## Begin DATA ENTRIES

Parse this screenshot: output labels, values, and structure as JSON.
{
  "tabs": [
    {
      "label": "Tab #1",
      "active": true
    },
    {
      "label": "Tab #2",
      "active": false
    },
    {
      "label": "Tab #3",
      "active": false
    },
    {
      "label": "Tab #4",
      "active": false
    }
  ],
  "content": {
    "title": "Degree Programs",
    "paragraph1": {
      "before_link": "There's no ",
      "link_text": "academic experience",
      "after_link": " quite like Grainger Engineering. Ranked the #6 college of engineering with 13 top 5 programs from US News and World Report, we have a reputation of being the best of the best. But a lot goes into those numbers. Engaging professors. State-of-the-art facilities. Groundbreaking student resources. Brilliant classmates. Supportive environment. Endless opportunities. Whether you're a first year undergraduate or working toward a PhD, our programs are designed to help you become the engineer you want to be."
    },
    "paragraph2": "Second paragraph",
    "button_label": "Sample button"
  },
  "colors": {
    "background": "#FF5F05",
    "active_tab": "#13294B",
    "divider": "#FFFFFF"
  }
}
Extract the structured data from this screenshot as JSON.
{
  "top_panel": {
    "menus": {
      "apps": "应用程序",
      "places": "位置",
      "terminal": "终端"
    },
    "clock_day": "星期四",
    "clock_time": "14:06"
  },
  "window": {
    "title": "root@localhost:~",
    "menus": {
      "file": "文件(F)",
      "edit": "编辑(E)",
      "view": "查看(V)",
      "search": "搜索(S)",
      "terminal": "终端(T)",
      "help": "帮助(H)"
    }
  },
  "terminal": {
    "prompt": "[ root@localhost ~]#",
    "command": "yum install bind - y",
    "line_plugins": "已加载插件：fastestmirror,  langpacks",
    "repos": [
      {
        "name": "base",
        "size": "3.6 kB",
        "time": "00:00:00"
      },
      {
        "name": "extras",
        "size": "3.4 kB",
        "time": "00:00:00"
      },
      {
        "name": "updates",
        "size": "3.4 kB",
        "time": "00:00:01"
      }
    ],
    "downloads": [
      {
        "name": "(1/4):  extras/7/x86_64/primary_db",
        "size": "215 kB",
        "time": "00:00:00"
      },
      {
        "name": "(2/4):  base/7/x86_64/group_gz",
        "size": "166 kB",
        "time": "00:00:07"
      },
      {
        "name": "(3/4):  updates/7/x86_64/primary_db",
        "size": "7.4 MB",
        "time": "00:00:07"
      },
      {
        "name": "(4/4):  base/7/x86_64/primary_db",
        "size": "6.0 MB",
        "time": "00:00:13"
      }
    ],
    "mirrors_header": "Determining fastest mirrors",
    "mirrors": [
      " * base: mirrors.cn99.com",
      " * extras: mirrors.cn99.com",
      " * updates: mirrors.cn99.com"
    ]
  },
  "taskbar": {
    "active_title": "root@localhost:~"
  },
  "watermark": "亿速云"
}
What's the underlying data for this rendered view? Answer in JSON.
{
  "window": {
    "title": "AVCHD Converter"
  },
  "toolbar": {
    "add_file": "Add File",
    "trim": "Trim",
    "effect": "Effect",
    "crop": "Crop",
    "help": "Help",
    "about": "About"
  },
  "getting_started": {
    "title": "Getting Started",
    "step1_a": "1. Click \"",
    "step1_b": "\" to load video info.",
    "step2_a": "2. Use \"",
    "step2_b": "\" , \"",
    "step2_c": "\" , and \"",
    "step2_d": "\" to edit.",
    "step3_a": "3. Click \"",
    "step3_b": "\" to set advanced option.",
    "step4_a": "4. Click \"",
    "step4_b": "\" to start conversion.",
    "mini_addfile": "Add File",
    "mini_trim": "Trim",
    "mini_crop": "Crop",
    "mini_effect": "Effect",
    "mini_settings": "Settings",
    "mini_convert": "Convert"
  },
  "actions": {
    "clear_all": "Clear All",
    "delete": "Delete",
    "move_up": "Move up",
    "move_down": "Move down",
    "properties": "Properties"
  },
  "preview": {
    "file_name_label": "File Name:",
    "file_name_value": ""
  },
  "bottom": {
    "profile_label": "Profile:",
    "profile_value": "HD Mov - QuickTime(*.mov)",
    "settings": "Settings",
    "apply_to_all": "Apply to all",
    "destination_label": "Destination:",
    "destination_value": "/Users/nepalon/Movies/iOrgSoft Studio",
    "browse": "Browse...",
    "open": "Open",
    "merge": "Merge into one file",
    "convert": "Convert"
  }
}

## End DATA ENTRIES

### PROBLEM STATEMENT:
Respond with the number of lines containing "screenshot" and no additional words.

### PROBLEM SOLUTION:
2